** BEGIN RECORDS SHOWN **
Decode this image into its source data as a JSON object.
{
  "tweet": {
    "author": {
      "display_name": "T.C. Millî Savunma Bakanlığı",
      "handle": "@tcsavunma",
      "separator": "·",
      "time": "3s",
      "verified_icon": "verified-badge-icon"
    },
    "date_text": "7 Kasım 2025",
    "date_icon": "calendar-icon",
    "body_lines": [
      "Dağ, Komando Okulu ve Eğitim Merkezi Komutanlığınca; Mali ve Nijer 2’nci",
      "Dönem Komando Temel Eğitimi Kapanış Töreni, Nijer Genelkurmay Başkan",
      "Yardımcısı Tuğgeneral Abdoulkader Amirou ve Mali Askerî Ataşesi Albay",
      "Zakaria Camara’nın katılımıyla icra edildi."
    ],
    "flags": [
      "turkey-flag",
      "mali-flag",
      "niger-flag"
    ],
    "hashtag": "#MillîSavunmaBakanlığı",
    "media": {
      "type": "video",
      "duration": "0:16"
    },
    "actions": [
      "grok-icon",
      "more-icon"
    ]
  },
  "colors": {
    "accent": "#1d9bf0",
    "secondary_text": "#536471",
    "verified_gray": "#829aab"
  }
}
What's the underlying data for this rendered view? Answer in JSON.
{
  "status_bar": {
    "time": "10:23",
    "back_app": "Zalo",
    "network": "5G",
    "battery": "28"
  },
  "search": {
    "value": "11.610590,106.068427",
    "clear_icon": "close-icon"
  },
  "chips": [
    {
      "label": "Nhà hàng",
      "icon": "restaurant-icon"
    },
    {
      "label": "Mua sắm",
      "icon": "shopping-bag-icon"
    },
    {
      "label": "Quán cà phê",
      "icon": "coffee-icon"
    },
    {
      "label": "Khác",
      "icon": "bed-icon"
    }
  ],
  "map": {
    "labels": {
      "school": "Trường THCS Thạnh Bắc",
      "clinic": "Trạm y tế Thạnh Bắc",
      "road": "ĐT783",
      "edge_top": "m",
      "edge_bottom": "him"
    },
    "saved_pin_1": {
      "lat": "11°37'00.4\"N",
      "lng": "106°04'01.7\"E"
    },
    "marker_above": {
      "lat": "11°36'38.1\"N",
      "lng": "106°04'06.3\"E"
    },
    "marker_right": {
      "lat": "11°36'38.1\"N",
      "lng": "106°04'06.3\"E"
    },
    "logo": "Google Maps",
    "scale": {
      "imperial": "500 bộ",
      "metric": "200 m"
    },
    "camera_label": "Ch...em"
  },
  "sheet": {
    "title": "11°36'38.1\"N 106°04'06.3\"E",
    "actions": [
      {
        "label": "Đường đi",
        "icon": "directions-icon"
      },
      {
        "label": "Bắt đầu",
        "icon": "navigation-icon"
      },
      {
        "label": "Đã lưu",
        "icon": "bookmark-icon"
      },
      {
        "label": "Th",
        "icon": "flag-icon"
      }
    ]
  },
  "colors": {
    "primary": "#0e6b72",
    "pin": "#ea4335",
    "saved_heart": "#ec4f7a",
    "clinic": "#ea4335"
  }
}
** END RECORDS SHOWN **
● **TASK BRIEF**
From the entries, copy out each line containing the word "Thạnh".

● **RESPONSE TO THE EXERCISE**
      "school": "Trường THCS Thạnh Bắc",
      "clinic": "Trạm y tế Thạnh Bắc",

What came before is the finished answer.